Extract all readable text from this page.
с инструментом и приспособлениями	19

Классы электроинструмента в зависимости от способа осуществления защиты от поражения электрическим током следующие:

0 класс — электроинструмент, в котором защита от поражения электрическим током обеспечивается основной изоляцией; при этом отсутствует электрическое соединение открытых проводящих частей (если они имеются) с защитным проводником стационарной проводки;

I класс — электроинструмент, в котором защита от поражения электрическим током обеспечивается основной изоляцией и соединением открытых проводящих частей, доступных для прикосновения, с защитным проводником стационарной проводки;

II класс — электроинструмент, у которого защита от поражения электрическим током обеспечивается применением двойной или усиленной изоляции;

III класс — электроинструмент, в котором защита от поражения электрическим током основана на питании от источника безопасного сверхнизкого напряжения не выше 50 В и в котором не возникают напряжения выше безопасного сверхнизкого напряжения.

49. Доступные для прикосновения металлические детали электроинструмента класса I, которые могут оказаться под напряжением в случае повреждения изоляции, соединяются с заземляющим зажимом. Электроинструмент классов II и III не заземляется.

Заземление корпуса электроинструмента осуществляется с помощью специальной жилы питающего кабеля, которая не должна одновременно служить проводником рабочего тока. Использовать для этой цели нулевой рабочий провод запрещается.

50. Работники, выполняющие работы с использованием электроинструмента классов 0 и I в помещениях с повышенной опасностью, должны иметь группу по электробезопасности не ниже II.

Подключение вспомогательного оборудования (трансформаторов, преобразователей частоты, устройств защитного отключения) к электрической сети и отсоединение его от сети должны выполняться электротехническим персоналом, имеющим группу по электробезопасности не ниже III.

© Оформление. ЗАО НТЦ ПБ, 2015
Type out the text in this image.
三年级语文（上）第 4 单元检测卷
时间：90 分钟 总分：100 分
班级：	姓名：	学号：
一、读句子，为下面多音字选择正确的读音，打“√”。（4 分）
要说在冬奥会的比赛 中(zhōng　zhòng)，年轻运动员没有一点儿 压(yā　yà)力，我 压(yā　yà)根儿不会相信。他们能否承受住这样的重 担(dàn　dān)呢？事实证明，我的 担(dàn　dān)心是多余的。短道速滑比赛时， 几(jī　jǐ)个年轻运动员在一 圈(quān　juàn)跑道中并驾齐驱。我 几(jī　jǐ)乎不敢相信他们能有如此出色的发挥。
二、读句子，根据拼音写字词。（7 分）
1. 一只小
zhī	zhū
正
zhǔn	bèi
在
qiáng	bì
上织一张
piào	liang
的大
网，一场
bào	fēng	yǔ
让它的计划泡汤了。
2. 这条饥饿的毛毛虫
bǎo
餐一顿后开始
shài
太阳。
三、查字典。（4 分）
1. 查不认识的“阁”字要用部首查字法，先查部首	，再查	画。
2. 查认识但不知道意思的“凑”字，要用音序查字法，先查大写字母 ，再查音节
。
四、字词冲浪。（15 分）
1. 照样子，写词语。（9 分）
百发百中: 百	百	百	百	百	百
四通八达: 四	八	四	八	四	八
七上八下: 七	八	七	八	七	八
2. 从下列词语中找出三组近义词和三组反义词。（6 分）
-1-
§
> _What you are asked to do_
Track down every line of the material containing the string "text", and copy it.

> _Worked solution_
Extract all readable text from this page.
Type out the text in this image.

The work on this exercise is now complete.